#### Records provided ####

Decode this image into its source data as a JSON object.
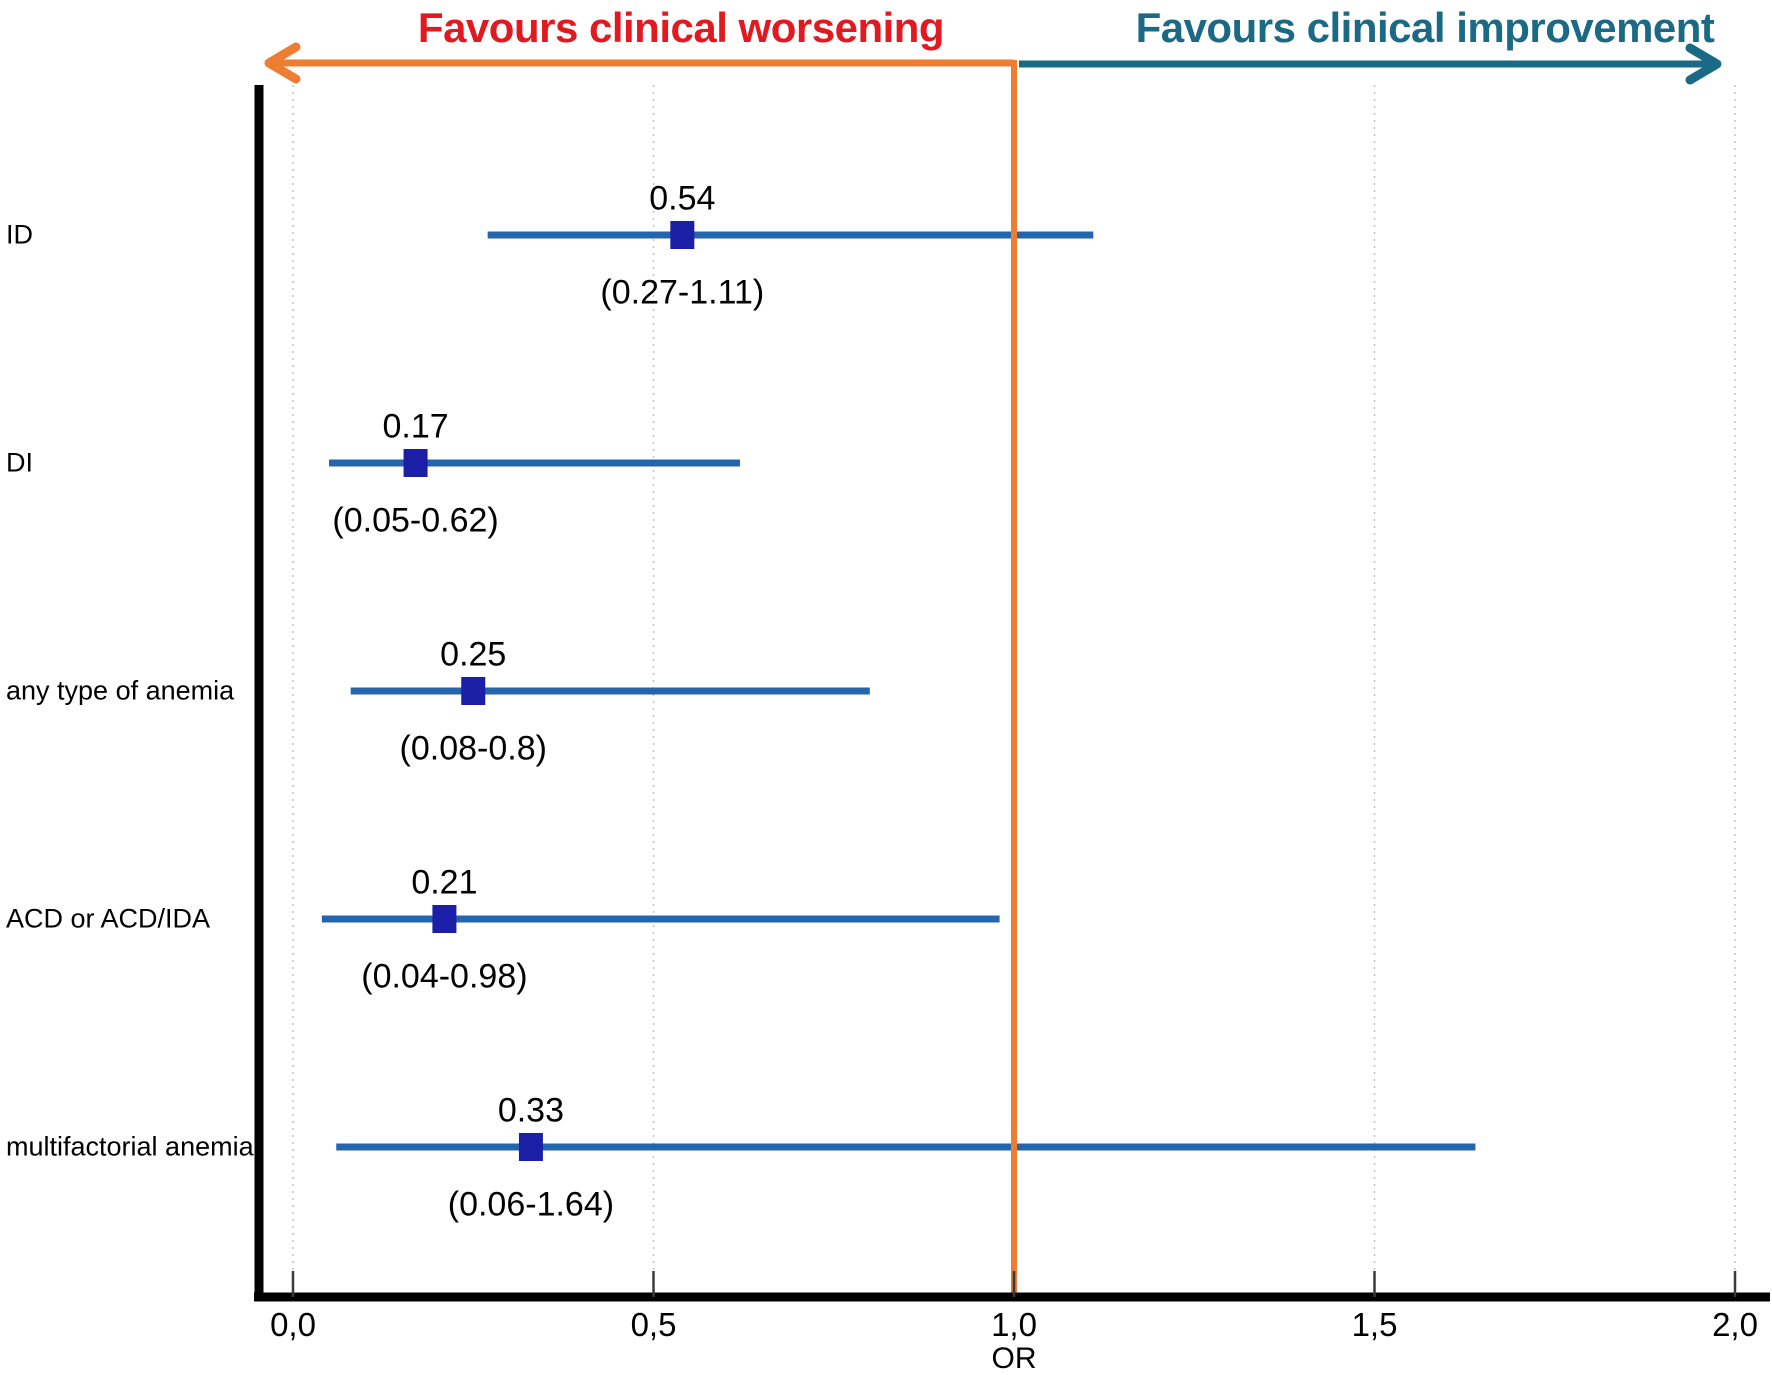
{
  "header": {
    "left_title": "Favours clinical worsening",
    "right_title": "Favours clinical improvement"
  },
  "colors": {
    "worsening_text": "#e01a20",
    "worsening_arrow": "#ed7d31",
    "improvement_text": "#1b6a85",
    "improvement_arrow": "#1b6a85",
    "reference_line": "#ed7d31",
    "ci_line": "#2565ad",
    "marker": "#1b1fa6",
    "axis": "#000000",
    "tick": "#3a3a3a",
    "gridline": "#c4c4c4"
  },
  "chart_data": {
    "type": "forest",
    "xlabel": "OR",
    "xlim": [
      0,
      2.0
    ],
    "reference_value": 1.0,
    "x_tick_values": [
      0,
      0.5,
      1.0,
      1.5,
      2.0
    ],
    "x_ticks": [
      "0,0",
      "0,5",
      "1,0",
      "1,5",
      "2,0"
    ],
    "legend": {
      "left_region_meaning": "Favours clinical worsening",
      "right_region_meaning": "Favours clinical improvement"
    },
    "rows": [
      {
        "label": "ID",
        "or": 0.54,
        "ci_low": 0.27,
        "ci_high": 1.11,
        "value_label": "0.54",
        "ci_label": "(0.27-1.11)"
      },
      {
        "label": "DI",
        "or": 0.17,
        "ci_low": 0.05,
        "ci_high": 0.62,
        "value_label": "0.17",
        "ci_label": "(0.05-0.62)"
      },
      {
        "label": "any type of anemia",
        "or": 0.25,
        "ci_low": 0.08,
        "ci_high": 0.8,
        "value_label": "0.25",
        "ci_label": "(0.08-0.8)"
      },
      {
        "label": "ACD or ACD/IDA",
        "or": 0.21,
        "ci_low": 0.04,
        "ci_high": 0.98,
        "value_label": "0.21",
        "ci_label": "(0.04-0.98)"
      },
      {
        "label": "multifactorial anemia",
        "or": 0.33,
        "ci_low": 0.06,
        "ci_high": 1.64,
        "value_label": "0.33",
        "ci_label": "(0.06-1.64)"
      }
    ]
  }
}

####

Goal: What is the number of lines that contain "clinical"? Reply with that number alone.

Solution to the exercise: 4